Layout region records:

◇ ◇ ◇ ◇

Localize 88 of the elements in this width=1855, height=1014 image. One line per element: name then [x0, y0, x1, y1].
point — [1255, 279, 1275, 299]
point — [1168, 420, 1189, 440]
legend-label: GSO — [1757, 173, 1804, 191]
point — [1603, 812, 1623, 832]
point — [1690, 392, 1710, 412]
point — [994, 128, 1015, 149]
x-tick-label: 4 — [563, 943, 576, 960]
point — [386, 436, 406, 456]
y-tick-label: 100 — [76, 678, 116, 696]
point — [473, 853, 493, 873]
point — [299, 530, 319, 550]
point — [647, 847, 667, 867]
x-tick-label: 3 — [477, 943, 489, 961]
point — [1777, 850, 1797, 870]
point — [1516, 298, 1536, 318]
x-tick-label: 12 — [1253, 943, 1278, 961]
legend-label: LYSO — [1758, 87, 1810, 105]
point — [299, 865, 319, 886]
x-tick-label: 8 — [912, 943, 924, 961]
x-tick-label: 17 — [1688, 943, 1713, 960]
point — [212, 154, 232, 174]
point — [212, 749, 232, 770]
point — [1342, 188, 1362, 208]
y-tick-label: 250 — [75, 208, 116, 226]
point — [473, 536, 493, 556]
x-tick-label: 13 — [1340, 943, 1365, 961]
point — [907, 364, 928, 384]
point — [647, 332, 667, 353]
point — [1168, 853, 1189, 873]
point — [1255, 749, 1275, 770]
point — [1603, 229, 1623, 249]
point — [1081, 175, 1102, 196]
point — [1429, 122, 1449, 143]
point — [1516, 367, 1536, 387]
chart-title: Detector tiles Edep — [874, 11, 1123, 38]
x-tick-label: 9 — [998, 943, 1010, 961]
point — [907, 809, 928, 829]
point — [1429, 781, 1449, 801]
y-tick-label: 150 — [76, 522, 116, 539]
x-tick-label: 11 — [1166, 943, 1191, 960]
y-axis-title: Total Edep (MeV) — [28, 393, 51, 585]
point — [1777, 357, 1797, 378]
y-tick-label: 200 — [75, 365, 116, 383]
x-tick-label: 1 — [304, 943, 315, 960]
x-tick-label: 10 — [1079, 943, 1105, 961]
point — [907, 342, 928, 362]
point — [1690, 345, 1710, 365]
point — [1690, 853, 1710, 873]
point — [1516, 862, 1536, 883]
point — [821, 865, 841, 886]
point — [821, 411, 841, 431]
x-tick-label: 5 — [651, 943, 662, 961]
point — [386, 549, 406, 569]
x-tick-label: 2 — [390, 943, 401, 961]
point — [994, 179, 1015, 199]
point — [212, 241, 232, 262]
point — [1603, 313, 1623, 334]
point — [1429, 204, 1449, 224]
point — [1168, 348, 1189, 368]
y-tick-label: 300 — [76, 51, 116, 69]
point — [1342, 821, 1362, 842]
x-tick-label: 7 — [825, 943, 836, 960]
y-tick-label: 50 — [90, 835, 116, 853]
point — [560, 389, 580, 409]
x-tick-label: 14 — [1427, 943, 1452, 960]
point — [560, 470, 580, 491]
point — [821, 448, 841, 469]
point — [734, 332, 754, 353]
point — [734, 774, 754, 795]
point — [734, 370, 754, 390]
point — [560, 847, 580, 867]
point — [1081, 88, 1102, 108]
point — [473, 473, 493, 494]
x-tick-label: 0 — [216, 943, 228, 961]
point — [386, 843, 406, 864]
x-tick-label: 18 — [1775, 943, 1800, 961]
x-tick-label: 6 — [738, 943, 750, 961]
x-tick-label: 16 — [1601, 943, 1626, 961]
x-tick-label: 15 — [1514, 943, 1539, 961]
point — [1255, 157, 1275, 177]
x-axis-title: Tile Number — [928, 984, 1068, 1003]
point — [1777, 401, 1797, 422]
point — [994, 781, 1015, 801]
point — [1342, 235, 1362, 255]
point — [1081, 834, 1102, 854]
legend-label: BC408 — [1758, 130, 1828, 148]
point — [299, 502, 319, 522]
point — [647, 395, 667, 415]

◇ ◇ ◇ ◇

● REQUIRED TASK
Write out, unchanged, the lines of the material from its first line through the line containing "point — [1603, 812, 1623, 832]", both ends included.

● EXERCISE SOLUTION
Localize 88 of the elements in this width=1855, height=1014 image. One line per element: name then [x0, y0, x1, y1].
point — [1255, 279, 1275, 299]
point — [1168, 420, 1189, 440]
legend-label: GSO — [1757, 173, 1804, 191]
point — [1603, 812, 1623, 832]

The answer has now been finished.